Gather the lines from the material that contain "Flux".

____ Supplied records

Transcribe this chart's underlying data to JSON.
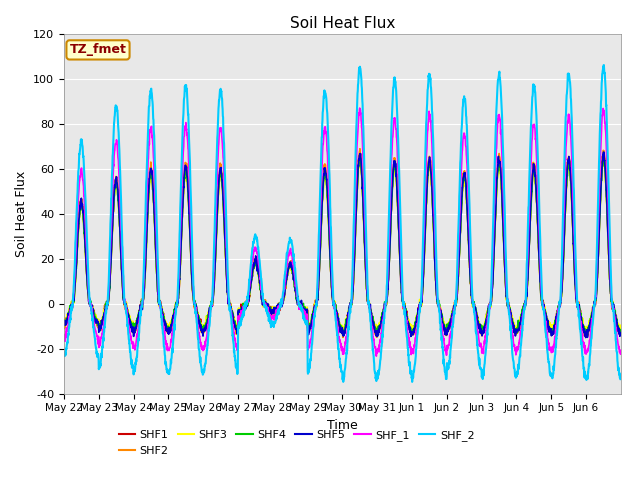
{
  "title": "Soil Heat Flux",
  "xlabel": "Time",
  "ylabel": "Soil Heat Flux",
  "ylim": [
    -40,
    120
  ],
  "series_labels": [
    "SHF1",
    "SHF2",
    "SHF3",
    "SHF4",
    "SHF5",
    "SHF_1",
    "SHF_2"
  ],
  "series_colors": [
    "#cc0000",
    "#ff8800",
    "#ffff00",
    "#00cc00",
    "#0000cc",
    "#ff00ff",
    "#00ccff"
  ],
  "series_linewidths": [
    1.2,
    1.2,
    1.2,
    1.2,
    1.2,
    1.2,
    1.5
  ],
  "annotation_text": "TZ_fmet",
  "annotation_color": "#8b0000",
  "annotation_bg": "#ffffcc",
  "annotation_border": "#cc8800",
  "plot_bg": "#e8e8e8",
  "tick_labels": [
    "May 22",
    "May 23",
    "May 24",
    "May 25",
    "May 26",
    "May 27",
    "May 28",
    "May 29",
    "May 30",
    "May 31",
    "Jun 1",
    "Jun 2",
    "Jun 3",
    "Jun 4",
    "Jun 5",
    "Jun 6"
  ],
  "yticks": [
    -40,
    -20,
    0,
    20,
    40,
    60,
    80,
    100,
    120
  ],
  "num_days": 16
}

________

* [Task answer]
  "title": "Soil Heat Flux",
  "ylabel": "Soil Heat Flux",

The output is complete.